### RECORDS PROVIDED
START

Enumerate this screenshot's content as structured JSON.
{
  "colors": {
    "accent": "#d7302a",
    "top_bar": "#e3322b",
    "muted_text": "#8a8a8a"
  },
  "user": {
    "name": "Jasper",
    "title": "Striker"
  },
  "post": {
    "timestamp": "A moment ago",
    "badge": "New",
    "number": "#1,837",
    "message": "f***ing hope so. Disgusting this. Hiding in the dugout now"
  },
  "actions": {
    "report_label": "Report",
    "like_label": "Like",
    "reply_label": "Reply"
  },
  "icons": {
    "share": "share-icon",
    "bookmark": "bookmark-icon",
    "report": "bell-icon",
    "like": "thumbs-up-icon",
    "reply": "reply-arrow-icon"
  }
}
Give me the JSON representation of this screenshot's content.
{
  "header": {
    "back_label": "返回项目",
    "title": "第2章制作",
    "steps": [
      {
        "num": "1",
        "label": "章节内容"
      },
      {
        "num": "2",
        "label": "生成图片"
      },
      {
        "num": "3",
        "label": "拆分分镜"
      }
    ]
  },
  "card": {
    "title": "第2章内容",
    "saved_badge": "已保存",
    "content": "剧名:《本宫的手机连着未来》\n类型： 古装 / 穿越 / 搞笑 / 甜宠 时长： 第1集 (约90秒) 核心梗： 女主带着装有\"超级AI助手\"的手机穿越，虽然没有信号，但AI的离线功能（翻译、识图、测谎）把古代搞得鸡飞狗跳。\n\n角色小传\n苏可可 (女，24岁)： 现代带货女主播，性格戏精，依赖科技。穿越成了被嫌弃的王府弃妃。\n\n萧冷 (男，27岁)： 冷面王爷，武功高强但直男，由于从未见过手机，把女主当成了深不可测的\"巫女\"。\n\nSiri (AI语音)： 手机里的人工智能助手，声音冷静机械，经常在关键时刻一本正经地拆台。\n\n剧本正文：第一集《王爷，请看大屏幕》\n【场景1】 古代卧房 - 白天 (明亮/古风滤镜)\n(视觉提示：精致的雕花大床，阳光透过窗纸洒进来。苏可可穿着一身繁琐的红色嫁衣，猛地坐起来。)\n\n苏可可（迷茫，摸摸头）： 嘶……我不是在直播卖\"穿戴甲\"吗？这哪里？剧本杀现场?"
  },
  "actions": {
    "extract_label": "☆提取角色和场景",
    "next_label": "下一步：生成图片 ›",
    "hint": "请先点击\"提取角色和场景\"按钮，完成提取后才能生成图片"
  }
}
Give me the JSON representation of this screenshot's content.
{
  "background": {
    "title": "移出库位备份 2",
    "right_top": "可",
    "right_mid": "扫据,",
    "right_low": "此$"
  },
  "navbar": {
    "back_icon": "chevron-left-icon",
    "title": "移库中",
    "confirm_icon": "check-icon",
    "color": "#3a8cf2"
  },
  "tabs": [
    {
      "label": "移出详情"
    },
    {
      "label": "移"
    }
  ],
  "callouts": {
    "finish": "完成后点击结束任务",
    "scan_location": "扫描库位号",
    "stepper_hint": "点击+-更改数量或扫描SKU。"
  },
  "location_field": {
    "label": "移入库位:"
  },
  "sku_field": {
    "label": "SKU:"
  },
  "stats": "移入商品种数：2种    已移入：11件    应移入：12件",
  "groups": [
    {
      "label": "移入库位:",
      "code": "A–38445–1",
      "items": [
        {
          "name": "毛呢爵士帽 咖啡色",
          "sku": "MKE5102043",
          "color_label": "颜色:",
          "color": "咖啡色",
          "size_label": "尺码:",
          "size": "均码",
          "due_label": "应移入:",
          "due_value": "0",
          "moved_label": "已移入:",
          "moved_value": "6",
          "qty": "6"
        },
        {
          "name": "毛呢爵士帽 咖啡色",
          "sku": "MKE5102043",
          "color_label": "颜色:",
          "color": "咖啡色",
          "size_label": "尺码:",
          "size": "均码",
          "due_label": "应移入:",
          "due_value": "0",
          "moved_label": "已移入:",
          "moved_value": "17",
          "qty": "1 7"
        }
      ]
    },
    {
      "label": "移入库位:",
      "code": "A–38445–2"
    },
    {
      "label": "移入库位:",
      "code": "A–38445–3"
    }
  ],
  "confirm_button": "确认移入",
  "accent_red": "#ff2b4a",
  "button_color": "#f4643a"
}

END

### STATED GOAL
Using the data above, print every record exactly as shown.

### SOLUTION TO THE PROBLEM
Enumerate this screenshot's content as structured JSON.
{
  "colors": {
    "accent": "#d7302a",
    "top_bar": "#e3322b",
    "muted_text": "#8a8a8a"
  },
  "user": {
    "name": "Jasper",
    "title": "Striker"
  },
  "post": {
    "timestamp": "A moment ago",
    "badge": "New",
    "number": "#1,837",
    "message": "f***ing hope so. Disgusting this. Hiding in the dugout now"
  },
  "actions": {
    "report_label": "Report",
    "like_label": "Like",
    "reply_label": "Reply"
  },
  "icons": {
    "share": "share-icon",
    "bookmark": "bookmark-icon",
    "report": "bell-icon",
    "like": "thumbs-up-icon",
    "reply": "reply-arrow-icon"
  }
}
Give me the JSON representation of this screenshot's content.
{
  "header": {
    "back_label": "返回项目",
    "title": "第2章制作",
    "steps": [
      {
        "num": "1",
        "label": "章节内容"
      },
      {
        "num": "2",
        "label": "生成图片"
      },
      {
        "num": "3",
        "label": "拆分分镜"
      }
    ]
  },
  "card": {
    "title": "第2章内容",
    "saved_badge": "已保存",
    "content": "剧名:《本宫的手机连着未来》\n类型： 古装 / 穿越 / 搞笑 / 甜宠 时长： 第1集 (约90秒) 核心梗： 女主带着装有\"超级AI助手\"的手机穿越，虽然没有信号，但AI的离线功能（翻译、识图、测谎）把古代搞得鸡飞狗跳。\n\n角色小传\n苏可可 (女，24岁)： 现代带货女主播，性格戏精，依赖科技。穿越成了被嫌弃的王府弃妃。\n\n萧冷 (男，27岁)： 冷面王爷，武功高强但直男，由于从未见过手机，把女主当成了深不可测的\"巫女\"。\n\nSiri (AI语音)： 手机里的人工智能助手，声音冷静机械，经常在关键时刻一本正经地拆台。\n\n剧本正文：第一集《王爷，请看大屏幕》\n【场景1】 古代卧房 - 白天 (明亮/古风滤镜)\n(视觉提示：精致的雕花大床，阳光透过窗纸洒进来。苏可可穿着一身繁琐的红色嫁衣，猛地坐起来。)\n\n苏可可（迷茫，摸摸头）： 嘶……我不是在直播卖\"穿戴甲\"吗？这哪里？剧本杀现场?"
  },
  "actions": {
    "extract_label": "☆提取角色和场景",
    "next_label": "下一步：生成图片 ›",
    "hint": "请先点击\"提取角色和场景\"按钮，完成提取后才能生成图片"
  }
}
Give me the JSON representation of this screenshot's content.
{
  "background": {
    "title": "移出库位备份 2",
    "right_top": "可",
    "right_mid": "扫据,",
    "right_low": "此$"
  },
  "navbar": {
    "back_icon": "chevron-left-icon",
    "title": "移库中",
    "confirm_icon": "check-icon",
    "color": "#3a8cf2"
  },
  "tabs": [
    {
      "label": "移出详情"
    },
    {
      "label": "移"
    }
  ],
  "callouts": {
    "finish": "完成后点击结束任务",
    "scan_location": "扫描库位号",
    "stepper_hint": "点击+-更改数量或扫描SKU。"
  },
  "location_field": {
    "label": "移入库位:"
  },
  "sku_field": {
    "label": "SKU:"
  },
  "stats": "移入商品种数：2种    已移入：11件    应移入：12件",
  "groups": [
    {
      "label": "移入库位:",
      "code": "A–38445–1",
      "items": [
        {
          "name": "毛呢爵士帽 咖啡色",
          "sku": "MKE5102043",
          "color_label": "颜色:",
          "color": "咖啡色",
          "size_label": "尺码:",
          "size": "均码",
          "due_label": "应移入:",
          "due_value": "0",
          "moved_label": "已移入:",
          "moved_value": "6",
          "qty": "6"
        },
        {
          "name": "毛呢爵士帽 咖啡色",
          "sku": "MKE5102043",
          "color_label": "颜色:",
          "color": "咖啡色",
          "size_label": "尺码:",
          "size": "均码",
          "due_label": "应移入:",
          "due_value": "0",
          "moved_label": "已移入:",
          "moved_value": "17",
          "qty": "1 7"
        }
      ]
    },
    {
      "label": "移入库位:",
      "code": "A–38445–2"
    },
    {
      "label": "移入库位:",
      "code": "A–38445–3"
    }
  ],
  "confirm_button": "确认移入",
  "accent_red": "#ff2b4a",
  "button_color": "#f4643a"
}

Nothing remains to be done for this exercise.